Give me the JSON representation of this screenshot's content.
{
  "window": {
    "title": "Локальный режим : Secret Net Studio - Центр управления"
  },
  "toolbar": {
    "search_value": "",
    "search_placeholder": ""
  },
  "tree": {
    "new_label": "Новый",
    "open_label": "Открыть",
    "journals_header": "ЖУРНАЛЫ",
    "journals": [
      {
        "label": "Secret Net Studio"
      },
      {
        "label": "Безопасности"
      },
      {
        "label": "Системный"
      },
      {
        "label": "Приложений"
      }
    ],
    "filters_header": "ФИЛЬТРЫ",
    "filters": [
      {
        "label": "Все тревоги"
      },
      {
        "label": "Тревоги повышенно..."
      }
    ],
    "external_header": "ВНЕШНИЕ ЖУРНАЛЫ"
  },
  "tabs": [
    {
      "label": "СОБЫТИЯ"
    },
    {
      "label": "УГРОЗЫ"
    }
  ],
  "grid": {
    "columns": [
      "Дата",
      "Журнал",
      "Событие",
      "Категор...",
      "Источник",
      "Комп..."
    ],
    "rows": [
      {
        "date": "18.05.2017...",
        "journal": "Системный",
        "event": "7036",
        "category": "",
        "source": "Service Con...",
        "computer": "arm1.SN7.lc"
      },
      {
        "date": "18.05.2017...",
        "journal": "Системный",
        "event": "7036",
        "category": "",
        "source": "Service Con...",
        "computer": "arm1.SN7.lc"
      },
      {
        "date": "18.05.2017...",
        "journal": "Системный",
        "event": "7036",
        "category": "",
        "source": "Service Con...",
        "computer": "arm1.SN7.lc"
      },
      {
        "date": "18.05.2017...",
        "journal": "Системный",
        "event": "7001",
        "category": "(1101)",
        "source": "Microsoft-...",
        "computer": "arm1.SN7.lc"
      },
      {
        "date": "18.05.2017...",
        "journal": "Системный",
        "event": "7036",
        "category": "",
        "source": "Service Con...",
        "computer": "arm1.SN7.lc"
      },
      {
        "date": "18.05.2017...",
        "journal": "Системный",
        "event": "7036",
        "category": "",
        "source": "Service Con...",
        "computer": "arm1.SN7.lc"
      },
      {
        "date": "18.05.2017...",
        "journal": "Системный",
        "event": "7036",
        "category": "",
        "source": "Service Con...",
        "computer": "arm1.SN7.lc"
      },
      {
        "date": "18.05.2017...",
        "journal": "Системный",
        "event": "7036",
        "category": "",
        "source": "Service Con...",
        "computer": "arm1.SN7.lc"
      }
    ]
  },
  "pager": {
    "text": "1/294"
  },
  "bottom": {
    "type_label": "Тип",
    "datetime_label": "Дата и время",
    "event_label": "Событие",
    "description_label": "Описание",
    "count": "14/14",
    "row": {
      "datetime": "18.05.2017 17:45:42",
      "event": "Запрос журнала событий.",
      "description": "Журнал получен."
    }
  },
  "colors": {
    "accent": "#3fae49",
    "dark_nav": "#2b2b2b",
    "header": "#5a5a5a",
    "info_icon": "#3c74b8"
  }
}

- **STATED EXERCISE**: Check every line of the data above for the string "Studio", and copy those that have it.

- **FINAL RESULT**:
    "title": "Локальный режим : Secret Net Studio - Центр управления"
        "label": "Secret Net Studio"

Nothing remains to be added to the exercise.